TO DO: Report each line of the data that includes the word "this".

Stored data
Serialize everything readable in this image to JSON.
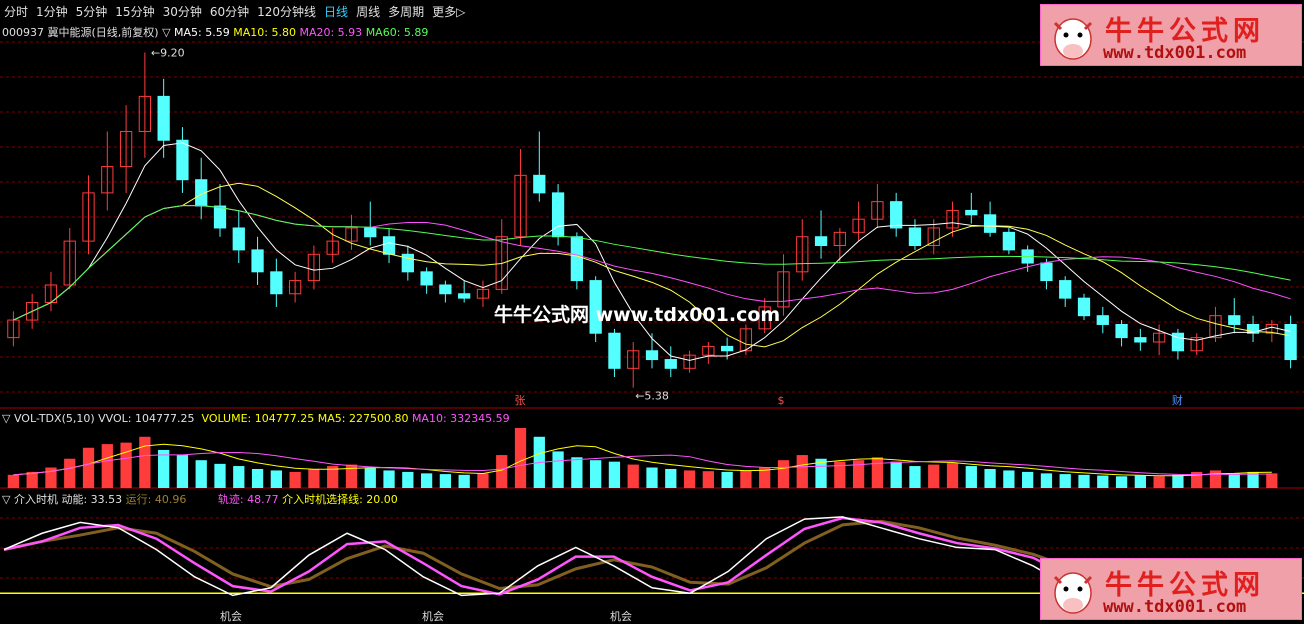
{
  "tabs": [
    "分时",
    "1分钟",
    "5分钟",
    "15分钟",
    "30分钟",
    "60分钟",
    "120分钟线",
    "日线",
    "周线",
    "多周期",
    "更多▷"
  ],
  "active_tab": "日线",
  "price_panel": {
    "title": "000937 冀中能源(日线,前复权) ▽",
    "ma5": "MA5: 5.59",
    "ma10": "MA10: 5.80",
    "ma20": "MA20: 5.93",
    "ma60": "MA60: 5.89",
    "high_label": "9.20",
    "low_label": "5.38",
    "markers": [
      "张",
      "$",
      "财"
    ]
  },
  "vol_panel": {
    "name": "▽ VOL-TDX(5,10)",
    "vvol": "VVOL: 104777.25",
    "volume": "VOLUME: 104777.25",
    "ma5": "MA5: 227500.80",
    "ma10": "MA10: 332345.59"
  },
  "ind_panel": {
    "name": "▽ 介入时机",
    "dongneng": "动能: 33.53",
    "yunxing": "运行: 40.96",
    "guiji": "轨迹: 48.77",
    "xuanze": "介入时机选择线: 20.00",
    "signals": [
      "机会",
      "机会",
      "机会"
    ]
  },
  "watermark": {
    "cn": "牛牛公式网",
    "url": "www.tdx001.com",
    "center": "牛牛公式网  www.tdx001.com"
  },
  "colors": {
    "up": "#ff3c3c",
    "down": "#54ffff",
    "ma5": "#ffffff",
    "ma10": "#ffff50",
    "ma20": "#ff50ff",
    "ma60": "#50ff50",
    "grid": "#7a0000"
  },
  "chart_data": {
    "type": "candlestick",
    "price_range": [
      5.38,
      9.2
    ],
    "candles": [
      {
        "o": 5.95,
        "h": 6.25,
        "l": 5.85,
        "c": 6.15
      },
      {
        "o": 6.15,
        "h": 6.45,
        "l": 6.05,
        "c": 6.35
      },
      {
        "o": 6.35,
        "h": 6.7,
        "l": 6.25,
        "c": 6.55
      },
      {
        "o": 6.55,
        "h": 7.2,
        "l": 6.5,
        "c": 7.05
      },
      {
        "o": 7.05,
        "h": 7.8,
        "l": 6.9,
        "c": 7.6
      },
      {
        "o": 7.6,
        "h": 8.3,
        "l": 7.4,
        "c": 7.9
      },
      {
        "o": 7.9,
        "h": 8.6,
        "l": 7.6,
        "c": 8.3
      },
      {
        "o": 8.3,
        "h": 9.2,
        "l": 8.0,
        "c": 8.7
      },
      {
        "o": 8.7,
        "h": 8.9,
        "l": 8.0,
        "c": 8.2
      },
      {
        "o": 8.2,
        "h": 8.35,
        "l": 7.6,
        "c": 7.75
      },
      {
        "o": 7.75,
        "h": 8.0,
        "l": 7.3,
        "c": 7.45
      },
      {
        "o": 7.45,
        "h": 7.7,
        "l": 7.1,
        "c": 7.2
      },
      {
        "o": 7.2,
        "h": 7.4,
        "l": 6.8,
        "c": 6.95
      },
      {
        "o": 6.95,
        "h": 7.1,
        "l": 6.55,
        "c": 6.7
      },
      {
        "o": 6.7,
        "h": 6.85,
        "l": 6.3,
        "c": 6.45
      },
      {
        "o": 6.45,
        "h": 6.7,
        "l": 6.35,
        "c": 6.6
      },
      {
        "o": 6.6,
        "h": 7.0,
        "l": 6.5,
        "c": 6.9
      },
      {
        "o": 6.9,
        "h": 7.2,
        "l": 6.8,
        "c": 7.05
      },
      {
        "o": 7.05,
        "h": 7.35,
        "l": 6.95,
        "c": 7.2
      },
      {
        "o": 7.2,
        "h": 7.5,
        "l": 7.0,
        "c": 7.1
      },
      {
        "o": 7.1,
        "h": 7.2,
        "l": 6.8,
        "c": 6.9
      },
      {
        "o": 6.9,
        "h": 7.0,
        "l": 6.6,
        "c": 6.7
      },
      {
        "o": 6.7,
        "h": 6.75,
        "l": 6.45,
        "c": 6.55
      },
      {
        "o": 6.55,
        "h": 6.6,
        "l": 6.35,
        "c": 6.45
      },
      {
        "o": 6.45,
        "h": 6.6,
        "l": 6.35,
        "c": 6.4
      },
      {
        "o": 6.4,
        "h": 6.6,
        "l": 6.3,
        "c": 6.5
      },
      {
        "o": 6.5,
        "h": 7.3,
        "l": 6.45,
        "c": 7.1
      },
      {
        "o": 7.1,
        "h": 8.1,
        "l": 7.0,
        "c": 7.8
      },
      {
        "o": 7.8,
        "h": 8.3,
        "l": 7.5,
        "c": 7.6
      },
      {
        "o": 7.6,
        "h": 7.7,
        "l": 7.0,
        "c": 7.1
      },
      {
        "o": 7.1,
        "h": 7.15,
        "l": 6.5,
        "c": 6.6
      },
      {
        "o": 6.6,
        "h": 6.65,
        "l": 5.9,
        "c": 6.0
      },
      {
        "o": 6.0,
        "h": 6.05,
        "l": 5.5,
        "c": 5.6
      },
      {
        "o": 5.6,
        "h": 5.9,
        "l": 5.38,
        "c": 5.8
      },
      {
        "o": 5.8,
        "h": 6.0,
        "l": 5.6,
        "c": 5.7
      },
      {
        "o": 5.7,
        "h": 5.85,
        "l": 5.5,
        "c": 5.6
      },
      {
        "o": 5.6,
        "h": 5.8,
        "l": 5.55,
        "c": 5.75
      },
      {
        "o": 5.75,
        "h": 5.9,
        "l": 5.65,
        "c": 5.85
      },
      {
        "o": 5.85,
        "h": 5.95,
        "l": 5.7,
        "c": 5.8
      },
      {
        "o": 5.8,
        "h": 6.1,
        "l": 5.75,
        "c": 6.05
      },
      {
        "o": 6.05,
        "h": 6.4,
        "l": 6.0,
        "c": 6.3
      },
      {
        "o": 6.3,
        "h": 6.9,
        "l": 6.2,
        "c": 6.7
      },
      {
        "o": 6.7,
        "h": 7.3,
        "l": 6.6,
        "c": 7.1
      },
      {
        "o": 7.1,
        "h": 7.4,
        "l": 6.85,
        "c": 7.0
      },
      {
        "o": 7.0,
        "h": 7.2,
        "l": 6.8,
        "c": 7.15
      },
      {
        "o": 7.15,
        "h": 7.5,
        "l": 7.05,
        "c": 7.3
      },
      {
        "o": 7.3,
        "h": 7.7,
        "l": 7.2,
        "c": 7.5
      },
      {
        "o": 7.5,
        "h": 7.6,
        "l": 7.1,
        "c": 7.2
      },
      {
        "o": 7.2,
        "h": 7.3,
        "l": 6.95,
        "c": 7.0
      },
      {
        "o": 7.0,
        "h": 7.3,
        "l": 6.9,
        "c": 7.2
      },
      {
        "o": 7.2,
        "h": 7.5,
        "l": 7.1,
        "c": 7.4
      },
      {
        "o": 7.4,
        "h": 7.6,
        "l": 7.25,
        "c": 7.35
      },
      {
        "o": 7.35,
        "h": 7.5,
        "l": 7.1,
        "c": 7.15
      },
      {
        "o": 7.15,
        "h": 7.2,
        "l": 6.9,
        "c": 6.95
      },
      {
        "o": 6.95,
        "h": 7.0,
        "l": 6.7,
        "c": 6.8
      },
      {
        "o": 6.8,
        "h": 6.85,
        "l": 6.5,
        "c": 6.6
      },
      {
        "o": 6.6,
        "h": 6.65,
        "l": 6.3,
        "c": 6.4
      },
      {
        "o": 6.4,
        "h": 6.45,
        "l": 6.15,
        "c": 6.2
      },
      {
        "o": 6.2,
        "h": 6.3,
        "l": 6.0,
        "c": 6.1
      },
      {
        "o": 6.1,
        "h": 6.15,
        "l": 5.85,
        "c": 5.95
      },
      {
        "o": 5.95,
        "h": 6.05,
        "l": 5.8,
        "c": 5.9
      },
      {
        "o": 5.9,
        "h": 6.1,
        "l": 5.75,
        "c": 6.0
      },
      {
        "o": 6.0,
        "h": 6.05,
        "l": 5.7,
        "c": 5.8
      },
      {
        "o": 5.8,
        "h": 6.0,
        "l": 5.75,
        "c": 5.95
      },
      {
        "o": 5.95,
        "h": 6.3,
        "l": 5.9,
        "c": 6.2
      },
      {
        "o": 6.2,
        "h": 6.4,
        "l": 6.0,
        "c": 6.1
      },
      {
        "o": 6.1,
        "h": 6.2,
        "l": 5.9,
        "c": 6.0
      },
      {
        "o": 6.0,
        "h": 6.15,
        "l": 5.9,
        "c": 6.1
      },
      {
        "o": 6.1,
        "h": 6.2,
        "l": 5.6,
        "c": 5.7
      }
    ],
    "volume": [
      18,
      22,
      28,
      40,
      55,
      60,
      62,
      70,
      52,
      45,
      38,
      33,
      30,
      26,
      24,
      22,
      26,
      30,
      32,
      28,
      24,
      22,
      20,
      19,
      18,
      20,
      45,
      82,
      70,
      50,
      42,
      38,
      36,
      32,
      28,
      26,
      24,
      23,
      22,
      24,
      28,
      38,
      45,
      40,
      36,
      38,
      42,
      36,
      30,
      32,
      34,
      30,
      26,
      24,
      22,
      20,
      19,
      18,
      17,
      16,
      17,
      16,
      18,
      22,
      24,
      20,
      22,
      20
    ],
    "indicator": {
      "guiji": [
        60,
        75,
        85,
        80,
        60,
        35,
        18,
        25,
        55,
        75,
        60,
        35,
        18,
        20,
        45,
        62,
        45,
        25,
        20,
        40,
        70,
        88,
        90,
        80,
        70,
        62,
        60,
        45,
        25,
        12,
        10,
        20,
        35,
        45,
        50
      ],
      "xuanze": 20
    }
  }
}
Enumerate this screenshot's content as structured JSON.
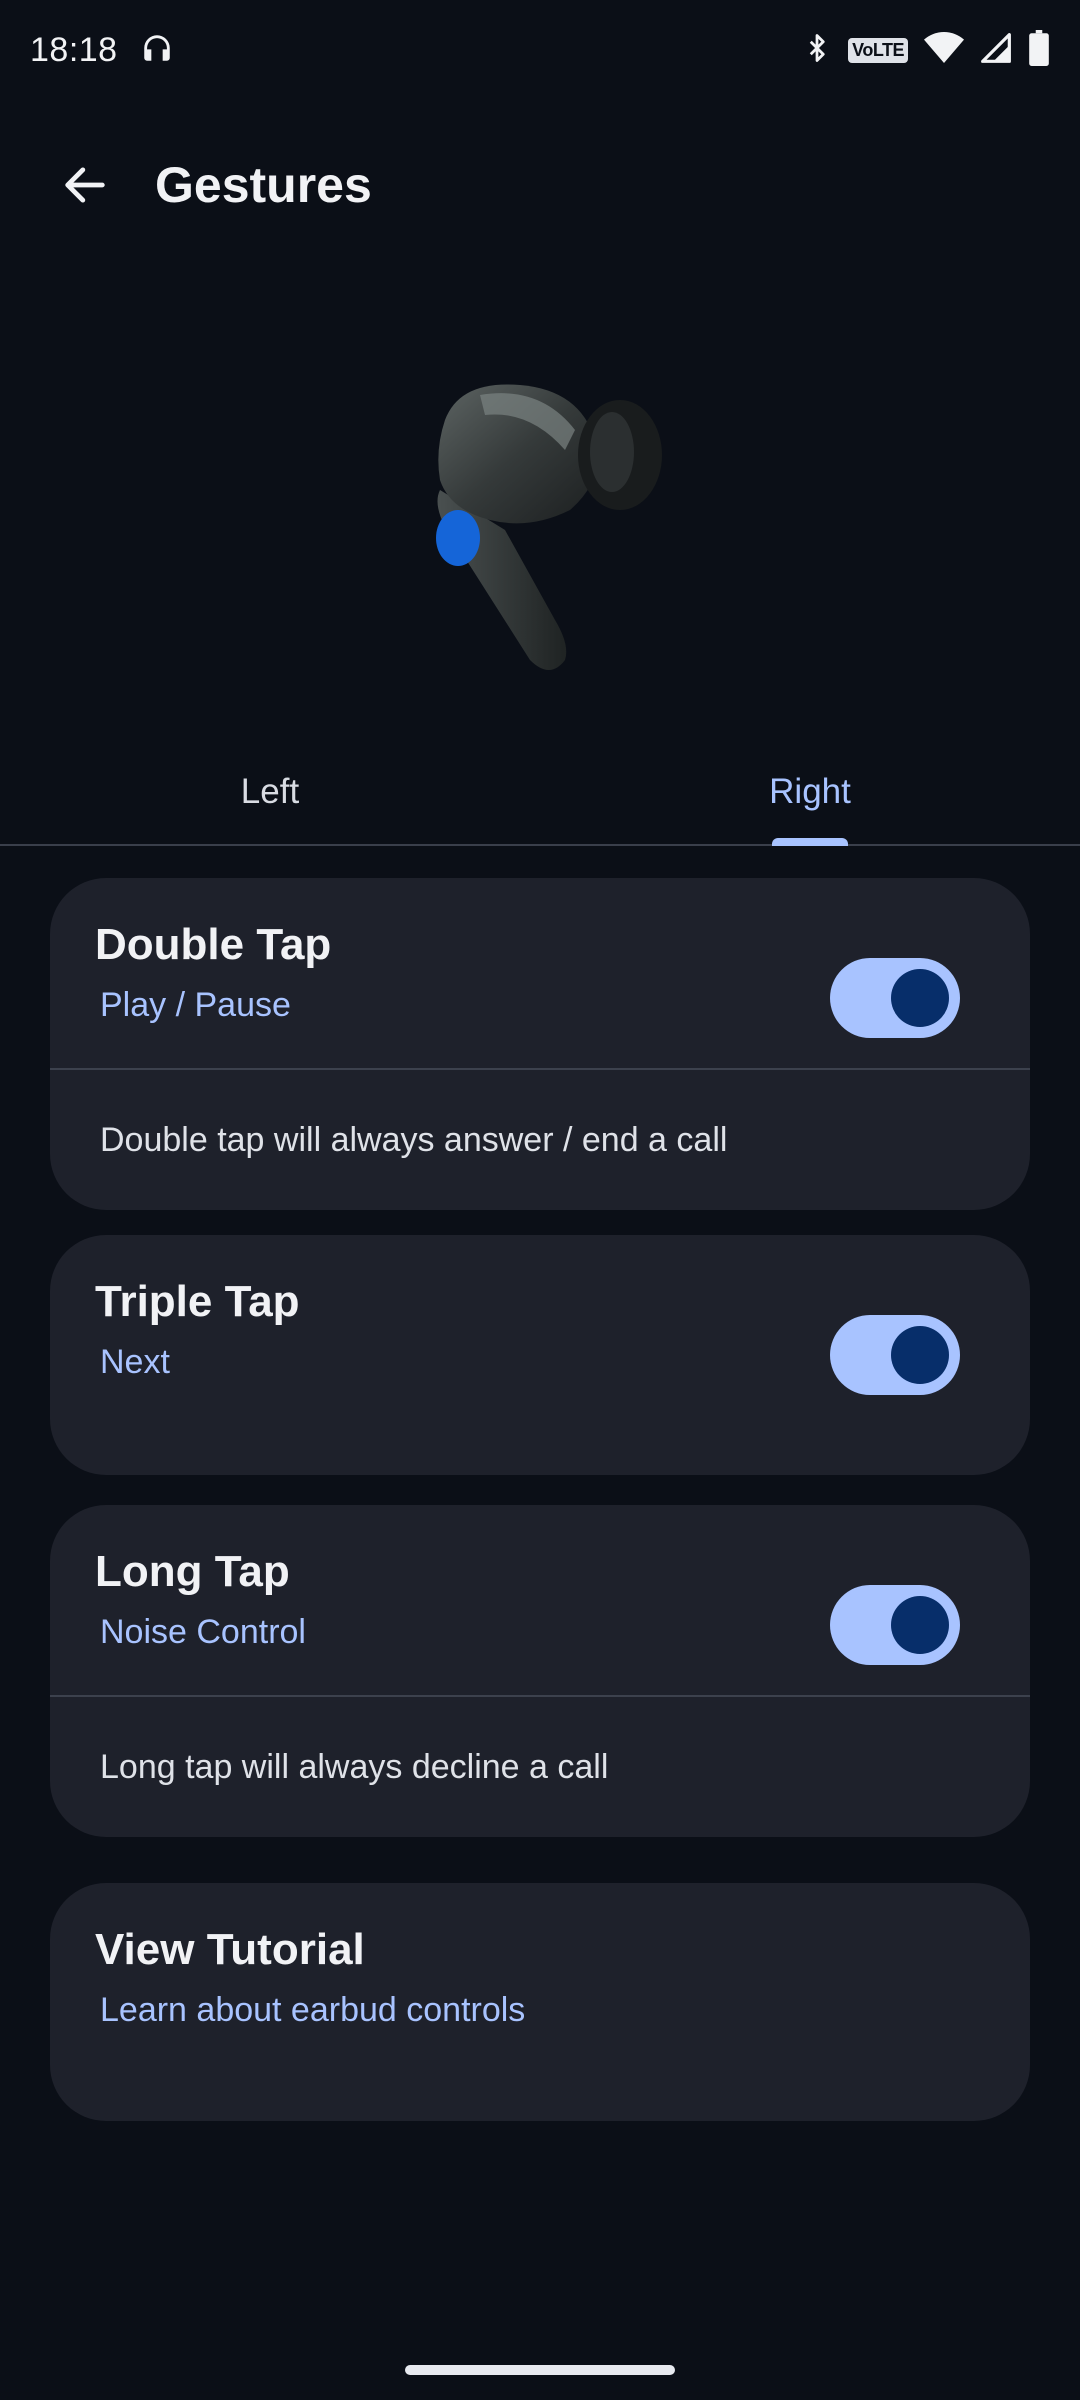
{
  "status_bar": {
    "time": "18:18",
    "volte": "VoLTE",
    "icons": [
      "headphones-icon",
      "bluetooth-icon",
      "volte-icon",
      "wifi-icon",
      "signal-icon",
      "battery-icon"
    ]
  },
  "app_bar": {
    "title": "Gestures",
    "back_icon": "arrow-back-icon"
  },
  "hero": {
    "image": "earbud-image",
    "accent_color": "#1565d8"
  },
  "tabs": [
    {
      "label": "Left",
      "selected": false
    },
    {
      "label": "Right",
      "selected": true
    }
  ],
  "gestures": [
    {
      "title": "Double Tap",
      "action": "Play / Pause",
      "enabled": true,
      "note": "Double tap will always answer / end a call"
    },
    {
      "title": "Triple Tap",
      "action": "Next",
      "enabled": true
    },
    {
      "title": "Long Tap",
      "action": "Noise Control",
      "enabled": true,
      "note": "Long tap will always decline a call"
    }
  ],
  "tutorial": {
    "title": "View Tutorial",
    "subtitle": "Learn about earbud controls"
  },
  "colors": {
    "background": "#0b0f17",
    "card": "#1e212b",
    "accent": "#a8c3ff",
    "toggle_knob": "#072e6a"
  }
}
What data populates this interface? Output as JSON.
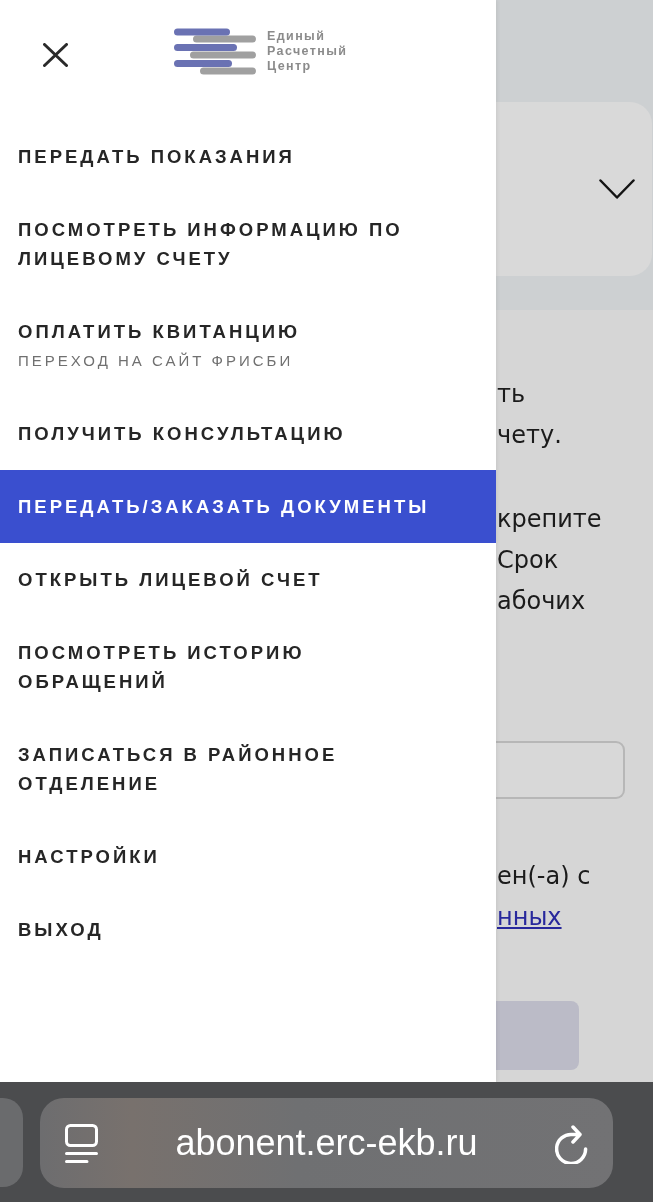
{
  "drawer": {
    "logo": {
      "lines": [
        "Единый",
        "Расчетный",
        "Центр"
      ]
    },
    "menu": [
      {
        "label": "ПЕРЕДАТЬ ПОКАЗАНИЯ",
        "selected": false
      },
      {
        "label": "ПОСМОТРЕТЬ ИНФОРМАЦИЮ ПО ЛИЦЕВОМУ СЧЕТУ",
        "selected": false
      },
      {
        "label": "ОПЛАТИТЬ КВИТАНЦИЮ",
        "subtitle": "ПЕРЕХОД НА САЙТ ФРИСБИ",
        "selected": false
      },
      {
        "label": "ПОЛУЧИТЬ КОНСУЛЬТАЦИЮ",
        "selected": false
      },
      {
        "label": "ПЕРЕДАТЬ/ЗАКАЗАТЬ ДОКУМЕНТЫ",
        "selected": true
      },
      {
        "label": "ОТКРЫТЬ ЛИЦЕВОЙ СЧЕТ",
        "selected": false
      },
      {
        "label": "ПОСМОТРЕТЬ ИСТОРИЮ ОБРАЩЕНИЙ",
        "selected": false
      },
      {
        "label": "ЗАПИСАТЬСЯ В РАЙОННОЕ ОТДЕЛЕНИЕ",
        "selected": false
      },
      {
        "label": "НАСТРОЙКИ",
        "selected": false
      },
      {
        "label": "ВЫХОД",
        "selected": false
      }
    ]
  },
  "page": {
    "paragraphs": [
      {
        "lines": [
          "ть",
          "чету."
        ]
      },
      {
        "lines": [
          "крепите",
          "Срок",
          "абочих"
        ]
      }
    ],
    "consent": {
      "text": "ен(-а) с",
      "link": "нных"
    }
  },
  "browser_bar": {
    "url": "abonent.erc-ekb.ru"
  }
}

WORKED SOLUTION:
Serialize everything readable in this image to JSON.
Enumerate this screenshot's content as structured JSON.
What data populates this interface? Output as JSON.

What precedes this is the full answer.